* _Task description_:
Read the entries below and pull out each line with the string "JSON".

Dataset entries on figures
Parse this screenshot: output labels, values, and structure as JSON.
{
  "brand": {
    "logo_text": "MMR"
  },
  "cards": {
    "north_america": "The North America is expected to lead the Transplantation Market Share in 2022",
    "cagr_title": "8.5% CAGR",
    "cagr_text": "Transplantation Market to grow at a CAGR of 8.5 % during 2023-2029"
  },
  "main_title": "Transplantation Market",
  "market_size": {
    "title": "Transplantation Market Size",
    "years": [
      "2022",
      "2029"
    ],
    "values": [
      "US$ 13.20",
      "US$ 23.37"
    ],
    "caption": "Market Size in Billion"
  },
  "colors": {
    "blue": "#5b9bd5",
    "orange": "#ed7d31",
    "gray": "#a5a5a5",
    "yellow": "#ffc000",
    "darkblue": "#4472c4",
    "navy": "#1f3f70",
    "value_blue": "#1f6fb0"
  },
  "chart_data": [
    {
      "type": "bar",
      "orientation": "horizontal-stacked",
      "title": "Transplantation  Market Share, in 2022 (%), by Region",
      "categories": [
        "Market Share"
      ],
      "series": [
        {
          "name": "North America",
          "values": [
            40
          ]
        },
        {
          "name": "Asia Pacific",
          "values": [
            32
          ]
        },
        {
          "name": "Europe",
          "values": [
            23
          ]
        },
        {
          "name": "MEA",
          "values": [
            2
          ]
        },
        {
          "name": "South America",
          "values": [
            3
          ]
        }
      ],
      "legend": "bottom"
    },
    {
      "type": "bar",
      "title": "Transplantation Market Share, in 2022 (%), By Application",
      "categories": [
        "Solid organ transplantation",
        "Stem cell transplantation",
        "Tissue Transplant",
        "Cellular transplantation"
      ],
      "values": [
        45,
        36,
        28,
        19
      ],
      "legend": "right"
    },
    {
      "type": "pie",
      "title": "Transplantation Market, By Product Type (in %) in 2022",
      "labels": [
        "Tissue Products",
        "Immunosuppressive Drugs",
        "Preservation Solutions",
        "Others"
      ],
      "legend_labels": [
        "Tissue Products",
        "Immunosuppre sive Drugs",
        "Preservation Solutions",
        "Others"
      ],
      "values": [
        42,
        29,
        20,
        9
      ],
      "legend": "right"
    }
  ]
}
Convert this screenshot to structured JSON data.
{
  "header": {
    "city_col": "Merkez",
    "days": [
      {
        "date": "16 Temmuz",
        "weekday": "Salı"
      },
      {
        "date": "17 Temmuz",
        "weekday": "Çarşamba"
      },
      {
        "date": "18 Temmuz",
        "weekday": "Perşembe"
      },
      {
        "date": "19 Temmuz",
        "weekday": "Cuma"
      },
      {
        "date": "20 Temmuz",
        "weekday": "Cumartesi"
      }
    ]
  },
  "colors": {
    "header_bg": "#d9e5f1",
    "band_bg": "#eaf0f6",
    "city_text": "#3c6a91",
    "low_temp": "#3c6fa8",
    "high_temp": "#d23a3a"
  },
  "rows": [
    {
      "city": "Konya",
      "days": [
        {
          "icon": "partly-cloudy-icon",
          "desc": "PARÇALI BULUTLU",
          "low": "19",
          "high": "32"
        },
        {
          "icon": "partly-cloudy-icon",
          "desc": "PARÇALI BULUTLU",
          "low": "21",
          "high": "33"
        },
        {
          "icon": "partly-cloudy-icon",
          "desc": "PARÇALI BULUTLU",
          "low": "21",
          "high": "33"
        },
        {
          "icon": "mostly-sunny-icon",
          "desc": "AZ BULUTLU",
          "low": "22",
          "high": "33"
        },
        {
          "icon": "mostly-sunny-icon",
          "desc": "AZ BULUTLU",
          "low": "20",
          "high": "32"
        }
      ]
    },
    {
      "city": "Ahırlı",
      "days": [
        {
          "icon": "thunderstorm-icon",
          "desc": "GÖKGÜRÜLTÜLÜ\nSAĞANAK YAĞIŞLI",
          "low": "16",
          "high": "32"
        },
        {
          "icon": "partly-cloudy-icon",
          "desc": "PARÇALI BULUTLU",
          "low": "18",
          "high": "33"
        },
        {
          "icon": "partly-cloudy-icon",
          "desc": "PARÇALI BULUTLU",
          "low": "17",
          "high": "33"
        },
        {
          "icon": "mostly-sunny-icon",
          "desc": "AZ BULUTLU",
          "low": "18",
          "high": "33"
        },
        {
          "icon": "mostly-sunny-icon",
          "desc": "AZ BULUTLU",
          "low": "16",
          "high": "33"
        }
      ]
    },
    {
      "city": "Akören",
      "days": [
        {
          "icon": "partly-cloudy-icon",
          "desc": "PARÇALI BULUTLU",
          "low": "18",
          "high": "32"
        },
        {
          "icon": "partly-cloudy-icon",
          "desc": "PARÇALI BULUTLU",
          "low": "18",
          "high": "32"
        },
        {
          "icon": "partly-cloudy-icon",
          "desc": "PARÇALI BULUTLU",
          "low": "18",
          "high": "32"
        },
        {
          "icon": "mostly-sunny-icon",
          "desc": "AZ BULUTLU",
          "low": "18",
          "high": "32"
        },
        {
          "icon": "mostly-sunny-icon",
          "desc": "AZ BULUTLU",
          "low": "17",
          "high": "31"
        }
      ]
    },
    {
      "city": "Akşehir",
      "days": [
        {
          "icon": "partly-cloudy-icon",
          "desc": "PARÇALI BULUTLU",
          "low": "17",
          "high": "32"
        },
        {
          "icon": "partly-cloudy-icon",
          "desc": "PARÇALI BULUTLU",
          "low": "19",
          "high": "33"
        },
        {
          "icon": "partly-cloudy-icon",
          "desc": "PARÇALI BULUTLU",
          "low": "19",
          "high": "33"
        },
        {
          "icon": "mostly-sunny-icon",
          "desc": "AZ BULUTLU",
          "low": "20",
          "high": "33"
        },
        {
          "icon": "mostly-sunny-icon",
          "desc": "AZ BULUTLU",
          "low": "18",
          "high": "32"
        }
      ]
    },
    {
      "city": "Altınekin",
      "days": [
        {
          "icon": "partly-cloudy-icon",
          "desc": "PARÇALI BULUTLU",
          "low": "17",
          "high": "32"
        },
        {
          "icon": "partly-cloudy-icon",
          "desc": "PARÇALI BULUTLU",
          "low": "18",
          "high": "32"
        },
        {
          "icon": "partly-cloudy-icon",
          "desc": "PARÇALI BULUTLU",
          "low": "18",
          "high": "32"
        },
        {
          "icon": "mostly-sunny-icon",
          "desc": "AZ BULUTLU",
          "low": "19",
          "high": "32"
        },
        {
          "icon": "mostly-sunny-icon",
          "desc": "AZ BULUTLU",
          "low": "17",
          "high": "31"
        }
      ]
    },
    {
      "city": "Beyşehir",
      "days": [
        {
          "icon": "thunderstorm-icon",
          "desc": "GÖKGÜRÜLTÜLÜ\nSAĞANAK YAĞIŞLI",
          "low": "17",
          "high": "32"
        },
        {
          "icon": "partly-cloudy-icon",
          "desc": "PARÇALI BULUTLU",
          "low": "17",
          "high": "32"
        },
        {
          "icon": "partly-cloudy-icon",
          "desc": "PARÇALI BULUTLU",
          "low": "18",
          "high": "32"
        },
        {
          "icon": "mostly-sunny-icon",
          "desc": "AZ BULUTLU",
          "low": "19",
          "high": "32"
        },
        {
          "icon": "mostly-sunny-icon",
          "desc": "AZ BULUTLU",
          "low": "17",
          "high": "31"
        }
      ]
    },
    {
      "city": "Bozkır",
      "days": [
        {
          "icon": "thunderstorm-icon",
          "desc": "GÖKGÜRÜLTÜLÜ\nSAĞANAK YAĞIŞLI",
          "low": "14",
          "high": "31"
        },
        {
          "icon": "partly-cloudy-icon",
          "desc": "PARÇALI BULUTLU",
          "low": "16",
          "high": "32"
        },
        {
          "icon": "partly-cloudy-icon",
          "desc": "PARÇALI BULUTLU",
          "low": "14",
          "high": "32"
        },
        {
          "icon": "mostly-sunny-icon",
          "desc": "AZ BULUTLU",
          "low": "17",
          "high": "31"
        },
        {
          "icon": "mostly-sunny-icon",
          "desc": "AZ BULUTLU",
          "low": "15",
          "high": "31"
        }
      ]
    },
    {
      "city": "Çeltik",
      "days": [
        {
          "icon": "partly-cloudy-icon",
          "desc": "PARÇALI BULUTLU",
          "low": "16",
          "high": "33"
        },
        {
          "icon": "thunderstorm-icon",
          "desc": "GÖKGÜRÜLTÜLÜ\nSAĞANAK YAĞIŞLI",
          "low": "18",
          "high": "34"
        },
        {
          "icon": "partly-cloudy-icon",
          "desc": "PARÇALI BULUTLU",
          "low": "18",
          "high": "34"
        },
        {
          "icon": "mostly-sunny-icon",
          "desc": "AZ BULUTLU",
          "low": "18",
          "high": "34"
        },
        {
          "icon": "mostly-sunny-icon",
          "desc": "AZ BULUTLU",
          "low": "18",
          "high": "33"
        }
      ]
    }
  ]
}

* _The response_:
Parse this screenshot: output labels, values, and structure as JSON.
Convert this screenshot to structured JSON data.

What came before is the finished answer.